**Given problem**
Give the number of lines in the entries that contain "indices". State only the count.

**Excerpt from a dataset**
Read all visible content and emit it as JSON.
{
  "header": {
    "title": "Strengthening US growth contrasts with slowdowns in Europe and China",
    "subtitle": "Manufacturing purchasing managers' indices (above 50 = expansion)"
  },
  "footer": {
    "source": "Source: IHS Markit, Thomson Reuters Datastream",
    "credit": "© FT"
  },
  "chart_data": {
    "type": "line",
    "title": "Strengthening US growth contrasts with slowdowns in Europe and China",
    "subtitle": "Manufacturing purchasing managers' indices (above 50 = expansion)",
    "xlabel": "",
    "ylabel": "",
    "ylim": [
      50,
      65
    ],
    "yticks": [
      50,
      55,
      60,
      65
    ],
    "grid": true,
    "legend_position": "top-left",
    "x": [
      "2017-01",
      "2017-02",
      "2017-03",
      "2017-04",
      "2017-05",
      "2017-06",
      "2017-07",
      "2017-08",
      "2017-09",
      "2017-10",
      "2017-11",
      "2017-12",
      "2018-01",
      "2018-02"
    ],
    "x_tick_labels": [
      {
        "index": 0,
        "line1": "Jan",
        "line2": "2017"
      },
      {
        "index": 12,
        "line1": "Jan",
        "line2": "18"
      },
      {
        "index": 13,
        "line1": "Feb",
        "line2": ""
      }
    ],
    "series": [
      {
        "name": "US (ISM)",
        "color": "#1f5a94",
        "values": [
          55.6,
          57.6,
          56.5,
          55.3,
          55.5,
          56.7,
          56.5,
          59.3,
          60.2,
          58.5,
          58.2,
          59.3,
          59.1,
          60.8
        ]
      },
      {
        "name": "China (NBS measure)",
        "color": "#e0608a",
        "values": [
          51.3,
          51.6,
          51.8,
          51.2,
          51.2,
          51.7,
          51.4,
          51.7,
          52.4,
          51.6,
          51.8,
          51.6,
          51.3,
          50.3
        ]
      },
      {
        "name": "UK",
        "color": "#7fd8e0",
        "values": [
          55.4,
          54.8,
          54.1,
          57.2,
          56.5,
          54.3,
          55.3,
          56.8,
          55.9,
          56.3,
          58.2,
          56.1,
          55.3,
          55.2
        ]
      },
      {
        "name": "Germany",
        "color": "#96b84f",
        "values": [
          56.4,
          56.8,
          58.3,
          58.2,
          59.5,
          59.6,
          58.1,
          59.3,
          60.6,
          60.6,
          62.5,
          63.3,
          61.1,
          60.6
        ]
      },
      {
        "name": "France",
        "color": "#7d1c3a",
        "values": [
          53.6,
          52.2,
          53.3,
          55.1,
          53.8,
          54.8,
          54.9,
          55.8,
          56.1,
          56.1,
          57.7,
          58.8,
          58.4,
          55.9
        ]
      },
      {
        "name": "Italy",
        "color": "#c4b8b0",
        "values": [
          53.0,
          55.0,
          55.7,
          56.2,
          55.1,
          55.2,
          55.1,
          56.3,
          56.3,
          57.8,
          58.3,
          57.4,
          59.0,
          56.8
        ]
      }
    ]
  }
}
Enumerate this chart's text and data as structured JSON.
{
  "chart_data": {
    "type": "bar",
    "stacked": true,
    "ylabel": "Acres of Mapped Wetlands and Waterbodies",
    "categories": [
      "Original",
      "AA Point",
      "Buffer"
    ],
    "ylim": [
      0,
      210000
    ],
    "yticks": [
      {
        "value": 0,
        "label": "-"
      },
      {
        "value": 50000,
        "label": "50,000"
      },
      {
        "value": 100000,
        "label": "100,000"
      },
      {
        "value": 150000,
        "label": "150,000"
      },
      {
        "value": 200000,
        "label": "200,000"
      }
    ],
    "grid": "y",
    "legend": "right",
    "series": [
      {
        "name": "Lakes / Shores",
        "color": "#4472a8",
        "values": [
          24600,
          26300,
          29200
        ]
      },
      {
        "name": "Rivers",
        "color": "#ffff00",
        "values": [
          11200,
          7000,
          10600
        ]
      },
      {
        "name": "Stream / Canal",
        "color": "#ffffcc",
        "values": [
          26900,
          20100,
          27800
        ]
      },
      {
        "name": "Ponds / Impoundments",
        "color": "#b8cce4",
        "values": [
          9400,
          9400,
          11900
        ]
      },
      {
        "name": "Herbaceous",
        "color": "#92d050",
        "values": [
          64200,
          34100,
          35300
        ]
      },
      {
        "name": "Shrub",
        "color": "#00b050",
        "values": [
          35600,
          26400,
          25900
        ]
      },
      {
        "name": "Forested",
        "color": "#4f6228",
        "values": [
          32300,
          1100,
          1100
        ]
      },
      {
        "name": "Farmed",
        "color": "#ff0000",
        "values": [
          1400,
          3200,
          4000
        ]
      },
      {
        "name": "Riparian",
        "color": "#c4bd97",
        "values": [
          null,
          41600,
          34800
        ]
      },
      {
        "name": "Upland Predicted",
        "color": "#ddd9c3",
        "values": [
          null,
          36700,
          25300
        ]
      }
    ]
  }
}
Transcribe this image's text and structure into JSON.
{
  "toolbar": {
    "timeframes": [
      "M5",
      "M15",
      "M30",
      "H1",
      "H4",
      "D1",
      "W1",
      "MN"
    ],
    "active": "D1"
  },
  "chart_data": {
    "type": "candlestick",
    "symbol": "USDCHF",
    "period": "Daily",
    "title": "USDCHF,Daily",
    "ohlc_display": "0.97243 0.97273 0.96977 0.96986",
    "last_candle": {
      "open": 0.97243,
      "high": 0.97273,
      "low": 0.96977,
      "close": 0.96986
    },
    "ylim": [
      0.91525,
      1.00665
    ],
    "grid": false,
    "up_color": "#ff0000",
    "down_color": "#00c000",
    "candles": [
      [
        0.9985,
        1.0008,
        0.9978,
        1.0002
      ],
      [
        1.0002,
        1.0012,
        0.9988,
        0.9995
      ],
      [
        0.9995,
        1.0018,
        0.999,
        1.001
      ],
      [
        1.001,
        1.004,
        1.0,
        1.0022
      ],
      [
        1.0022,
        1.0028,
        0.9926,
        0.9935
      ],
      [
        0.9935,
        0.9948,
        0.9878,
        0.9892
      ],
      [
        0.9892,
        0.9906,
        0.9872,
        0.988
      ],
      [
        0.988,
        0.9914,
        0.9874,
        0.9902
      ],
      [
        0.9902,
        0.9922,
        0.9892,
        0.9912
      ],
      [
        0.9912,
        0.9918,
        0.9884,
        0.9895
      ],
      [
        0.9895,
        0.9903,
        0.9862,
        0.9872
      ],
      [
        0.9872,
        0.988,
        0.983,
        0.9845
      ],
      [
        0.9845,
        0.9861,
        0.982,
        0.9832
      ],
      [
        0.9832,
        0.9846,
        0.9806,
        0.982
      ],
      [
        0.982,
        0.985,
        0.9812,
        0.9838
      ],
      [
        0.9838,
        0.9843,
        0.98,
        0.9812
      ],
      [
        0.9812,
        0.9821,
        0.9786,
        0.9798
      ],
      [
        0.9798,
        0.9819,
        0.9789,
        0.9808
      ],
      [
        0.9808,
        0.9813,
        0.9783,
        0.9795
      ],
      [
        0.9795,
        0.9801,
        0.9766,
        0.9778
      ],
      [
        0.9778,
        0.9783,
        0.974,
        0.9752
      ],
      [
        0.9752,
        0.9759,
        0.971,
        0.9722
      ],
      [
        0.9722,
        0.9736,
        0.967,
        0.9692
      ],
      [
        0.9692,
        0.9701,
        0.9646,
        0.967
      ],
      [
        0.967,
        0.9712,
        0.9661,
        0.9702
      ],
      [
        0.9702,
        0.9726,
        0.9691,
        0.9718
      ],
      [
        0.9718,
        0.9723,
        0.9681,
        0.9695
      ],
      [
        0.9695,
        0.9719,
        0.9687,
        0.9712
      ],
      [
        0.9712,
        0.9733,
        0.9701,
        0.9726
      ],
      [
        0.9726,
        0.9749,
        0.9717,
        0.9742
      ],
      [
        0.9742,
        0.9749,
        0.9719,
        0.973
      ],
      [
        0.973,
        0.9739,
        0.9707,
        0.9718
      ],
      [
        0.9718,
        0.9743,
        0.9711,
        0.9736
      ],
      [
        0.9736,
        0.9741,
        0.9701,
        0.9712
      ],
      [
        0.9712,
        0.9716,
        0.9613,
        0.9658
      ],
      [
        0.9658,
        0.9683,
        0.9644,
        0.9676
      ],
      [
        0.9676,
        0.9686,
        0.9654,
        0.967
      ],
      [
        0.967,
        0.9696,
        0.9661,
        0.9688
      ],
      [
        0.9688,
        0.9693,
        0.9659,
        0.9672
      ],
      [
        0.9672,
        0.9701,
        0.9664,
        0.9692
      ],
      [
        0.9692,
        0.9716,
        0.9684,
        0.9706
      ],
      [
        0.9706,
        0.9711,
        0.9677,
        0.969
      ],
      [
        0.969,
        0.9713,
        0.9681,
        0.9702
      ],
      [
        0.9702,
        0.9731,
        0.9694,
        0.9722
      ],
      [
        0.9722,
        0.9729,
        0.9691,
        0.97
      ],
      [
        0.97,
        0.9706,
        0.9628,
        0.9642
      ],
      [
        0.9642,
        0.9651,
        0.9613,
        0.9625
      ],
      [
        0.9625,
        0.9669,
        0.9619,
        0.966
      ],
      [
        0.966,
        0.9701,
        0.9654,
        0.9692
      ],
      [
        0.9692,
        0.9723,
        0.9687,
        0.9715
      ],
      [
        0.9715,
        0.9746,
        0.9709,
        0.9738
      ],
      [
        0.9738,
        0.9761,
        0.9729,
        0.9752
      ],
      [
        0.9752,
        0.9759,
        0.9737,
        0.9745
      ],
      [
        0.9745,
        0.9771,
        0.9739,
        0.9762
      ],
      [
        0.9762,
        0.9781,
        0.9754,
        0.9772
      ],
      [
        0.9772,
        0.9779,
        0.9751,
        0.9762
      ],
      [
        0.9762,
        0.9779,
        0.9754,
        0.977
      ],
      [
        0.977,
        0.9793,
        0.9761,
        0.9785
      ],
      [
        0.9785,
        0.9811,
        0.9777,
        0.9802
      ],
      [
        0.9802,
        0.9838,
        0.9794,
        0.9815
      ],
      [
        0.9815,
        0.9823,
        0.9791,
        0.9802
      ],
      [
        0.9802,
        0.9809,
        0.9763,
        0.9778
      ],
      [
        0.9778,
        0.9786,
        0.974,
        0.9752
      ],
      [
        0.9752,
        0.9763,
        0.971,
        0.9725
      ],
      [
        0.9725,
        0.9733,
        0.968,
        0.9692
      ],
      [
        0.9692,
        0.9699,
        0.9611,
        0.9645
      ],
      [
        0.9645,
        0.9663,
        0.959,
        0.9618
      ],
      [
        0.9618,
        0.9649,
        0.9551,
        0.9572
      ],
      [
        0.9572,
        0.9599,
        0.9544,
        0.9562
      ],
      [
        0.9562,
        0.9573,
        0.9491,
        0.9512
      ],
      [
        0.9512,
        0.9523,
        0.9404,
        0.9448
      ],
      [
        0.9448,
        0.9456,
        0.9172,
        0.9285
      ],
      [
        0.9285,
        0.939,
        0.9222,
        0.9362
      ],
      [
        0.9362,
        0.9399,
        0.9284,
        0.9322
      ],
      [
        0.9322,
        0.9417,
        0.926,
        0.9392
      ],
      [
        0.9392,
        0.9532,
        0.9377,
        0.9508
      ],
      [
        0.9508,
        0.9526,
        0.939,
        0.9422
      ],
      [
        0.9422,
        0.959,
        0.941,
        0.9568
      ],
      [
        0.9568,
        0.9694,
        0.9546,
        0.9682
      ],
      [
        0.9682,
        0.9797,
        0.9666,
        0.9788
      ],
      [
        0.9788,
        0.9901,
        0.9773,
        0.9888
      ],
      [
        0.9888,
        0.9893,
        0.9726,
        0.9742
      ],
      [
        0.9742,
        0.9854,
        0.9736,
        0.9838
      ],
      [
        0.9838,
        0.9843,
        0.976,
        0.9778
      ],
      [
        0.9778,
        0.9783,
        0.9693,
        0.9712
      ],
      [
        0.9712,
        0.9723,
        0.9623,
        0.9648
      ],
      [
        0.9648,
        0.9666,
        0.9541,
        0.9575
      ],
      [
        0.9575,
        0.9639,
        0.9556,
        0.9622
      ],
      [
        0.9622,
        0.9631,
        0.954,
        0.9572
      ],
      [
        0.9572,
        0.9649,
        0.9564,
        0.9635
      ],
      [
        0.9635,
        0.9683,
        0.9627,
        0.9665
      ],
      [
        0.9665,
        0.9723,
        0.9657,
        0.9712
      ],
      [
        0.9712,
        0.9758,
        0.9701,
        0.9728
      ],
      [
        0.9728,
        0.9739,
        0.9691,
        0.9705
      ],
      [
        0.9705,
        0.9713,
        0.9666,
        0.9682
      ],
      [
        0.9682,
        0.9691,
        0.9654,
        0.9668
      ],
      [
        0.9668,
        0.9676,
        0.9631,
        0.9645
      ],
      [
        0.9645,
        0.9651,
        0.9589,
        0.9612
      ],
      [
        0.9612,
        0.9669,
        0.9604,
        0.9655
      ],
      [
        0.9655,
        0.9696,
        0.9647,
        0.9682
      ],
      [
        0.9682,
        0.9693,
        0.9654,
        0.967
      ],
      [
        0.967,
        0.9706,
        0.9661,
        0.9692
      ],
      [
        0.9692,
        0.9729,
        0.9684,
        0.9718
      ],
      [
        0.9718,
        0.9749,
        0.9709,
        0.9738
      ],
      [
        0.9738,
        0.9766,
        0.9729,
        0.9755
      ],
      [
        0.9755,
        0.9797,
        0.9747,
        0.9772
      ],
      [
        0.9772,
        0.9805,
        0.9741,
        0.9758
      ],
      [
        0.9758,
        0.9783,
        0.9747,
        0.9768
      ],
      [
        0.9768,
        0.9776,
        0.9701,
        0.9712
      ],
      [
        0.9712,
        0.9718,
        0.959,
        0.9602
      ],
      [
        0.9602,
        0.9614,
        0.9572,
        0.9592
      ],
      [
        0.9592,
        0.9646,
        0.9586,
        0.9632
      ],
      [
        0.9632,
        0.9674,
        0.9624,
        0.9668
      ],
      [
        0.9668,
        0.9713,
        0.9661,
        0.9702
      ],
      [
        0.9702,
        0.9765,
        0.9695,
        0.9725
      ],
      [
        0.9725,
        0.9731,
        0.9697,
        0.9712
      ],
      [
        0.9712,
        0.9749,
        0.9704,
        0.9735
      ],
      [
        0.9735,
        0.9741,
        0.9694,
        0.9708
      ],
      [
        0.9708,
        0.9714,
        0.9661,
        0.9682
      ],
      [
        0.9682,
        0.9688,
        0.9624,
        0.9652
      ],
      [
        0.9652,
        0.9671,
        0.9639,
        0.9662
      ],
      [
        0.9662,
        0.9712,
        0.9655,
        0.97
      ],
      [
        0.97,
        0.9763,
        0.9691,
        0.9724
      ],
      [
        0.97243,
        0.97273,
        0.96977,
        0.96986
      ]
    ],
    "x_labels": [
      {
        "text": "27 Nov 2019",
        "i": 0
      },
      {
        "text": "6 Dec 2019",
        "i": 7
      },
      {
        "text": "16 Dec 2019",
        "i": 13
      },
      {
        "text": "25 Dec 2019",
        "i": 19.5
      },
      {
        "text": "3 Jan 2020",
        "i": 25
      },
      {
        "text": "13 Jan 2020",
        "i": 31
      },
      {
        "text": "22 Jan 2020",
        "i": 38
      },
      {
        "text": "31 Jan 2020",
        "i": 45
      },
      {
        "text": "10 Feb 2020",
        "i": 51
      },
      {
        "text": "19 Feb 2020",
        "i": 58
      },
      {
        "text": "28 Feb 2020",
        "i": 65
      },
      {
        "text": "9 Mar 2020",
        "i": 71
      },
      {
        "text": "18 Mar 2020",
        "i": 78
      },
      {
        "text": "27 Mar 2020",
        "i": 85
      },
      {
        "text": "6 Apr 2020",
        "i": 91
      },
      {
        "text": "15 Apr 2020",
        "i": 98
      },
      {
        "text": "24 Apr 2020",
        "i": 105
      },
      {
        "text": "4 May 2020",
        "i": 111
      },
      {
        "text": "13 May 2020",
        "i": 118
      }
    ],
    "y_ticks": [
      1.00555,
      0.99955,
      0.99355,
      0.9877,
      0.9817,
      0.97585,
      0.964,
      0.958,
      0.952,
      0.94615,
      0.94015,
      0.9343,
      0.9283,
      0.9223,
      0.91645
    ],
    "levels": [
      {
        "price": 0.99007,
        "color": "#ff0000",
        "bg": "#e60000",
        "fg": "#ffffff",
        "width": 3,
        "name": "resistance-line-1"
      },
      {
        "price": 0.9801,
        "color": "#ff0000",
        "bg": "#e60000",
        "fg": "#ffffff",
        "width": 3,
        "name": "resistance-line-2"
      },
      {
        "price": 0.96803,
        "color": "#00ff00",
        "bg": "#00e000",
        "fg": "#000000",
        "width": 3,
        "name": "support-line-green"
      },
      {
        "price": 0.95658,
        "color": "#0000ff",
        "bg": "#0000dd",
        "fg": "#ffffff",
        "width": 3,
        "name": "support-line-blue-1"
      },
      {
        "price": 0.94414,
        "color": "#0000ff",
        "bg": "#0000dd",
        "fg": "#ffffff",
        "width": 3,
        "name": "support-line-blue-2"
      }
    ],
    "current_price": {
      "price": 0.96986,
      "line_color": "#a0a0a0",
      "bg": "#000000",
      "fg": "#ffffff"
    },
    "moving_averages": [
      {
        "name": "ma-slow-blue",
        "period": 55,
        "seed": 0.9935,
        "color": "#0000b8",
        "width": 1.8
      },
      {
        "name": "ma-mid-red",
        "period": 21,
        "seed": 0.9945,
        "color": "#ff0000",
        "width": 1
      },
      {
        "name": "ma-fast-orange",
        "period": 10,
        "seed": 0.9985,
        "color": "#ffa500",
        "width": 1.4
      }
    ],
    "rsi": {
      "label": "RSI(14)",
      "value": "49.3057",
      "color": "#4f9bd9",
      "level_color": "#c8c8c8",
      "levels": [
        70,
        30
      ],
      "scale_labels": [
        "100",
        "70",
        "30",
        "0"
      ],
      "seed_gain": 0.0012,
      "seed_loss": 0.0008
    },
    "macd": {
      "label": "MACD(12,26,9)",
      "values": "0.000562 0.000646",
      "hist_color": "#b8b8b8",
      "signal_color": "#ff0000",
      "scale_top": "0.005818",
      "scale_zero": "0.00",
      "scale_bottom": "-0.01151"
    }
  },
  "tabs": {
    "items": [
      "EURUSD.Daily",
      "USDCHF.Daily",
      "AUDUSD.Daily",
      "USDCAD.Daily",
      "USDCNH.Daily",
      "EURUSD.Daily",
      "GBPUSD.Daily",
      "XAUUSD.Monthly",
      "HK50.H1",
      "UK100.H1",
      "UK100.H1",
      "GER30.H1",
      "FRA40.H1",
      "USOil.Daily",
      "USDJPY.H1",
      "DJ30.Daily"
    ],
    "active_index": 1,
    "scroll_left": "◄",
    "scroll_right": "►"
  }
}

**Written response**
2